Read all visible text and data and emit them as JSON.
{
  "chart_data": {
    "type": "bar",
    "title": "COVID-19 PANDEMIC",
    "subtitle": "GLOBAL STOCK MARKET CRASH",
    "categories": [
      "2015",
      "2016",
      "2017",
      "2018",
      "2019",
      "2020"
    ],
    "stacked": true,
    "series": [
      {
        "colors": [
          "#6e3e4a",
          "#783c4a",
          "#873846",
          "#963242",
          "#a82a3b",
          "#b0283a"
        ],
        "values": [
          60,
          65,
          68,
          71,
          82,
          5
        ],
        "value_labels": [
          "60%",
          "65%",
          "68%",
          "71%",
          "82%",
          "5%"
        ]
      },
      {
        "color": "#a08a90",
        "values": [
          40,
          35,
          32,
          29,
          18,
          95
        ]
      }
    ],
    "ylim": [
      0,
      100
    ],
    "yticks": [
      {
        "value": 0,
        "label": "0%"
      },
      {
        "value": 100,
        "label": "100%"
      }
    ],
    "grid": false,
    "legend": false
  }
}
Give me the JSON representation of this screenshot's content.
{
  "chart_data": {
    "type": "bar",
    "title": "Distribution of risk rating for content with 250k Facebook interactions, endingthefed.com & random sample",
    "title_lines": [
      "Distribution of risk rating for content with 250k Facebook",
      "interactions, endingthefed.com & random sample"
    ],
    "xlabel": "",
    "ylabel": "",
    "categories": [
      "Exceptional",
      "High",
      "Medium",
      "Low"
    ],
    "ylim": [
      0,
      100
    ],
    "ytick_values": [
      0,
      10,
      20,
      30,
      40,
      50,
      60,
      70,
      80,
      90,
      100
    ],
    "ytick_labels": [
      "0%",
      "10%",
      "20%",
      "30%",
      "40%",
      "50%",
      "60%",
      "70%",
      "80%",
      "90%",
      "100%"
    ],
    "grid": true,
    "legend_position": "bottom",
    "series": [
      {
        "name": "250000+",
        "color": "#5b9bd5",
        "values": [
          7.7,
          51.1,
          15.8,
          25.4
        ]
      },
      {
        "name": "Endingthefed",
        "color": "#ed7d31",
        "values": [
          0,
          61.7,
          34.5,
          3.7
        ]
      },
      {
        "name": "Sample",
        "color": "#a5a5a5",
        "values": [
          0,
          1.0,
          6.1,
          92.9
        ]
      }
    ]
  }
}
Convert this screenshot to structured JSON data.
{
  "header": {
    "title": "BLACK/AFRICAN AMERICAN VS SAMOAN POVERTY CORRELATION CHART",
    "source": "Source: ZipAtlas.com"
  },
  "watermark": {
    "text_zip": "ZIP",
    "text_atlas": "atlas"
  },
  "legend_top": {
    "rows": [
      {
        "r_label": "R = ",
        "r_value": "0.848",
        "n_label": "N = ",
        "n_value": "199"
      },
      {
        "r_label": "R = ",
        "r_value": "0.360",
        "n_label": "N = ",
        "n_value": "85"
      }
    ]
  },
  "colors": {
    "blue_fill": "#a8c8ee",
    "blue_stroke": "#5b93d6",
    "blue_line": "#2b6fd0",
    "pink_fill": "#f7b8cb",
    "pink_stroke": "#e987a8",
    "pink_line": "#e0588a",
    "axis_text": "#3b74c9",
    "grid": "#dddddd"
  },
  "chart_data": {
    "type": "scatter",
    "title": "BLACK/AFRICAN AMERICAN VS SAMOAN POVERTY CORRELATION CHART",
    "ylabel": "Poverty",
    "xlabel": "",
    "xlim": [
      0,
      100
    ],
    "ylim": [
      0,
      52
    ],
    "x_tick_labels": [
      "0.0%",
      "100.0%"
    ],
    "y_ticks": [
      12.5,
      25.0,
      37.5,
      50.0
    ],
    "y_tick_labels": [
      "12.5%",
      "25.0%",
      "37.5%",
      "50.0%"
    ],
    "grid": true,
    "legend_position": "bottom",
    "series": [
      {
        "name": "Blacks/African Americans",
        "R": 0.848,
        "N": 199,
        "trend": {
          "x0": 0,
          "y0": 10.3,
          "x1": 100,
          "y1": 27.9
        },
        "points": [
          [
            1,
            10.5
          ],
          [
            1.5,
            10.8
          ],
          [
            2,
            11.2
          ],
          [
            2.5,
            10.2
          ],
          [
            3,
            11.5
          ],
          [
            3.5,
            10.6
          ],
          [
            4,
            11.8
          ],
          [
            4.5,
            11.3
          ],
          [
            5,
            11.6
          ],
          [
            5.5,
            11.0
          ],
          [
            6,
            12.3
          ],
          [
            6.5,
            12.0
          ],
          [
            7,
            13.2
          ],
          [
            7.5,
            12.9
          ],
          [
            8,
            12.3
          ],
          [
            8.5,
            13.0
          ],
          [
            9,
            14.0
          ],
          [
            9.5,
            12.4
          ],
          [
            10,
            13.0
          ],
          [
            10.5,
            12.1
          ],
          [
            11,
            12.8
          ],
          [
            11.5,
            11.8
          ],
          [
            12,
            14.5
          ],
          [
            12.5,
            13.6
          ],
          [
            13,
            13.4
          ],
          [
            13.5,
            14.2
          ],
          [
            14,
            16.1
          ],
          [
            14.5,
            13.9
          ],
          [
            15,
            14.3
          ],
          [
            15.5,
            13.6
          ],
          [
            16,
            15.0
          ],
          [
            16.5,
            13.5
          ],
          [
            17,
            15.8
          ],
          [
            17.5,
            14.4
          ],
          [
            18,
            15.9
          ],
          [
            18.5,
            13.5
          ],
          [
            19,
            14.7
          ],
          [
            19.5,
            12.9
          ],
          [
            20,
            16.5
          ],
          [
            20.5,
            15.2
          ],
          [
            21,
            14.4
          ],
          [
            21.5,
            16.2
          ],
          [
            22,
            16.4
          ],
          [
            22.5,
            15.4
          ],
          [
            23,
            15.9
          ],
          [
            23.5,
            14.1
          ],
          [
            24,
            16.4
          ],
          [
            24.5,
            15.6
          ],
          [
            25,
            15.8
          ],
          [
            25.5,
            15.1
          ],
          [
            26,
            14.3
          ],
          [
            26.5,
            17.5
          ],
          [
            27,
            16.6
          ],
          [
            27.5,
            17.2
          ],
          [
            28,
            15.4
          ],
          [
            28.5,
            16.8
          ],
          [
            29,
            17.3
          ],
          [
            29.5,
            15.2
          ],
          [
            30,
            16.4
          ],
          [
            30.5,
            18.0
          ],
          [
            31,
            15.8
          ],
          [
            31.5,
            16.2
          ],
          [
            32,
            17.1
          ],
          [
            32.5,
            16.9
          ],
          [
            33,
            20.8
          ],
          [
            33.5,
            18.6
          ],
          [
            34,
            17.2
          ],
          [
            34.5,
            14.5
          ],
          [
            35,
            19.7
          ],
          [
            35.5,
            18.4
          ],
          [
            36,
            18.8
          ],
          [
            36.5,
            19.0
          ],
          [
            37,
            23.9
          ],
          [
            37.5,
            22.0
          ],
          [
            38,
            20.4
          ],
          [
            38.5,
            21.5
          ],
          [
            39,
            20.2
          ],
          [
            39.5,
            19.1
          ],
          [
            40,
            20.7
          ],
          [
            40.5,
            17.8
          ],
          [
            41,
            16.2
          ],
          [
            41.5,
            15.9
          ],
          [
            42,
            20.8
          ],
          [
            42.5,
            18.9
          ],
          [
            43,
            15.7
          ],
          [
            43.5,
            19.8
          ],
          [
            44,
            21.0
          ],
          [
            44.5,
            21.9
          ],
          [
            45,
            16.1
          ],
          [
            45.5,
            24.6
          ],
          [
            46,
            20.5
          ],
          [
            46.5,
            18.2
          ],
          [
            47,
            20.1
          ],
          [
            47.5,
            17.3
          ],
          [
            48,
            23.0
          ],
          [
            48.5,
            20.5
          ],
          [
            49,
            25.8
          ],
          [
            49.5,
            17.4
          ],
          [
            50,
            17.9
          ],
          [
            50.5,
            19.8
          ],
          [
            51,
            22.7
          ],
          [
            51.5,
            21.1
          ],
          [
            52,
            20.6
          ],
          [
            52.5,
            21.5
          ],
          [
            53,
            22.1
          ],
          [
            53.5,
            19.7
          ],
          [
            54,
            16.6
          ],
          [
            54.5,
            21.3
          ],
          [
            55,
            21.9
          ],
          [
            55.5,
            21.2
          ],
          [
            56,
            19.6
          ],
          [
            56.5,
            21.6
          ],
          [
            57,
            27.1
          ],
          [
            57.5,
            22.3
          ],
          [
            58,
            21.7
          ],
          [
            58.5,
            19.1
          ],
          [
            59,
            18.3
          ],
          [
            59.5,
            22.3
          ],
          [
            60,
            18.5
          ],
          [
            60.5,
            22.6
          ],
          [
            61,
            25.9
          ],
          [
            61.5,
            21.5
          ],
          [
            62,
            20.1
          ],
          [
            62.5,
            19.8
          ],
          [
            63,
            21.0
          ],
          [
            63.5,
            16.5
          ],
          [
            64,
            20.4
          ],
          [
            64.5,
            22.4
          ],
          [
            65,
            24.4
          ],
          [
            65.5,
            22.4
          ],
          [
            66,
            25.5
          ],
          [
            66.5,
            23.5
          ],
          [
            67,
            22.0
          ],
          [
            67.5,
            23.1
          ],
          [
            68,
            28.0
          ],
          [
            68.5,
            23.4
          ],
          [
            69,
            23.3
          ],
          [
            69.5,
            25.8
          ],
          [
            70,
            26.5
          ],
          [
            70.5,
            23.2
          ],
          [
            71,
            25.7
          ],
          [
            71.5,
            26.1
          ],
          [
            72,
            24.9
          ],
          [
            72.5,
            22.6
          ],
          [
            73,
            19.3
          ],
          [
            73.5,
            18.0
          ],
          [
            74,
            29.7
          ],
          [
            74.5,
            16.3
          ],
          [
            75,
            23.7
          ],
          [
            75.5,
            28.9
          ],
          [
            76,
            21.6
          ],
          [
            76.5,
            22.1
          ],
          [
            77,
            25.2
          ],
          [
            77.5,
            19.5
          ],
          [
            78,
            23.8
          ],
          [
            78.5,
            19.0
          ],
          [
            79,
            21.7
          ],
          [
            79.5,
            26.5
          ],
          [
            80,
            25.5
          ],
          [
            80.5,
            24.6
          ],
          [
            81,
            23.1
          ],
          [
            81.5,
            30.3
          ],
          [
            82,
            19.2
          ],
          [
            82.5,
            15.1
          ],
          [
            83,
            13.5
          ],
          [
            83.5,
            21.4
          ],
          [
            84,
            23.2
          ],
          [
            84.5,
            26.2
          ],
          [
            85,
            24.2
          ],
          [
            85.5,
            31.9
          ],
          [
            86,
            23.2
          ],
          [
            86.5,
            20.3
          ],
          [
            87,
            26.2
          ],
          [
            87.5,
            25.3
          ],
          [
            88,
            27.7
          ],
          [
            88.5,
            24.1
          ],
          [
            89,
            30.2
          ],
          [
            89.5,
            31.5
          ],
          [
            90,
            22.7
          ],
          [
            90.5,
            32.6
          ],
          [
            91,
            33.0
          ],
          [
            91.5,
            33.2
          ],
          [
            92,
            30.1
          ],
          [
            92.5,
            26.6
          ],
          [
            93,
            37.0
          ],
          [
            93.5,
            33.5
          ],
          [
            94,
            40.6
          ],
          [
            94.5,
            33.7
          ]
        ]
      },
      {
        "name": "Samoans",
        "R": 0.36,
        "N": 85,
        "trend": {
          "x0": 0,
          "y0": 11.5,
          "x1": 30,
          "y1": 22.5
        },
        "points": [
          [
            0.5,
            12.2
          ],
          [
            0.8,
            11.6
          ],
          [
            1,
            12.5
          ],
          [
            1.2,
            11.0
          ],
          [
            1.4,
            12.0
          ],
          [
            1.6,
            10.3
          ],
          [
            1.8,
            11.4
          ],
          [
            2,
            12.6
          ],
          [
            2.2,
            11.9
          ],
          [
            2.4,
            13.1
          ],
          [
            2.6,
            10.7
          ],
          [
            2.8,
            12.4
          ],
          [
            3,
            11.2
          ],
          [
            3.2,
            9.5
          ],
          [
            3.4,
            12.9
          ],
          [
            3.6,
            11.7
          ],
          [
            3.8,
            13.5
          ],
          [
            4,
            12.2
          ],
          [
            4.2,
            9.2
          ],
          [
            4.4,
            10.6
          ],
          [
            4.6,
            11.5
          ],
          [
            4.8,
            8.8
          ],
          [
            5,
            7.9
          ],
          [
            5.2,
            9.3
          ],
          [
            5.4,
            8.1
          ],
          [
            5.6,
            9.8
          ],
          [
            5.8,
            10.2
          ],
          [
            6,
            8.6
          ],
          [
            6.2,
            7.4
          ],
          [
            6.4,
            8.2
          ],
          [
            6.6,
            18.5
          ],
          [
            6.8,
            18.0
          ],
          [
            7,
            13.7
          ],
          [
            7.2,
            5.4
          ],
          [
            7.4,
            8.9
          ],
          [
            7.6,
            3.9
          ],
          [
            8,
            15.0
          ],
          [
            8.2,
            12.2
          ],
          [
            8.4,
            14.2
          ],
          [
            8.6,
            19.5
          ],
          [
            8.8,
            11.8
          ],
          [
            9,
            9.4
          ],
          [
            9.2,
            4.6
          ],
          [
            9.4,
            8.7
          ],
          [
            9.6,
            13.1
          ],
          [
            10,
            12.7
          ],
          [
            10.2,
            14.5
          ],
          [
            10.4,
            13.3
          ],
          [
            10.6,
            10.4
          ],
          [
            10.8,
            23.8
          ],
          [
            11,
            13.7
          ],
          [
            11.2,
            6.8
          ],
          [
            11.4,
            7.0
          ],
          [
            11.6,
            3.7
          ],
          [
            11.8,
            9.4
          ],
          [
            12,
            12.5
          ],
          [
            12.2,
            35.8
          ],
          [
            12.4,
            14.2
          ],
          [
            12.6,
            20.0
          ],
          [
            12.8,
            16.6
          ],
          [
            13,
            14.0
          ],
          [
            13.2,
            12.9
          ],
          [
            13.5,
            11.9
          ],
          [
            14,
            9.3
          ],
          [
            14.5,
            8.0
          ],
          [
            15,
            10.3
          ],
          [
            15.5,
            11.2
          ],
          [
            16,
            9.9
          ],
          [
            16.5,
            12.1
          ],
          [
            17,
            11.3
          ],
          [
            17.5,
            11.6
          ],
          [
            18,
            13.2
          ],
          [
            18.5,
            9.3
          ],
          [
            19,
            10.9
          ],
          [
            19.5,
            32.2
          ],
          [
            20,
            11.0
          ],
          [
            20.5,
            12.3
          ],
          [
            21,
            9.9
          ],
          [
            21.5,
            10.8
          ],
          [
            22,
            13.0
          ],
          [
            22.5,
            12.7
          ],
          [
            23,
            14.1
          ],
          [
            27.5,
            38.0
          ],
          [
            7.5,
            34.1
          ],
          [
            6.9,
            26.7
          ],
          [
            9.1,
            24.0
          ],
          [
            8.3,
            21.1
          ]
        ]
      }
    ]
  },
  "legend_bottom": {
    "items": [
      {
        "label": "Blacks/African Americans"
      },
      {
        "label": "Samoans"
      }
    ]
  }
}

• _Short exercise_
Go through the lines above. Select every one that has the string "with".

• _Expected answer_
    "title": "Distribution of risk rating for content with 250k Facebook interactions, endingthefed.com & random sample",
      "Distribution of risk rating for content with 250k Facebook",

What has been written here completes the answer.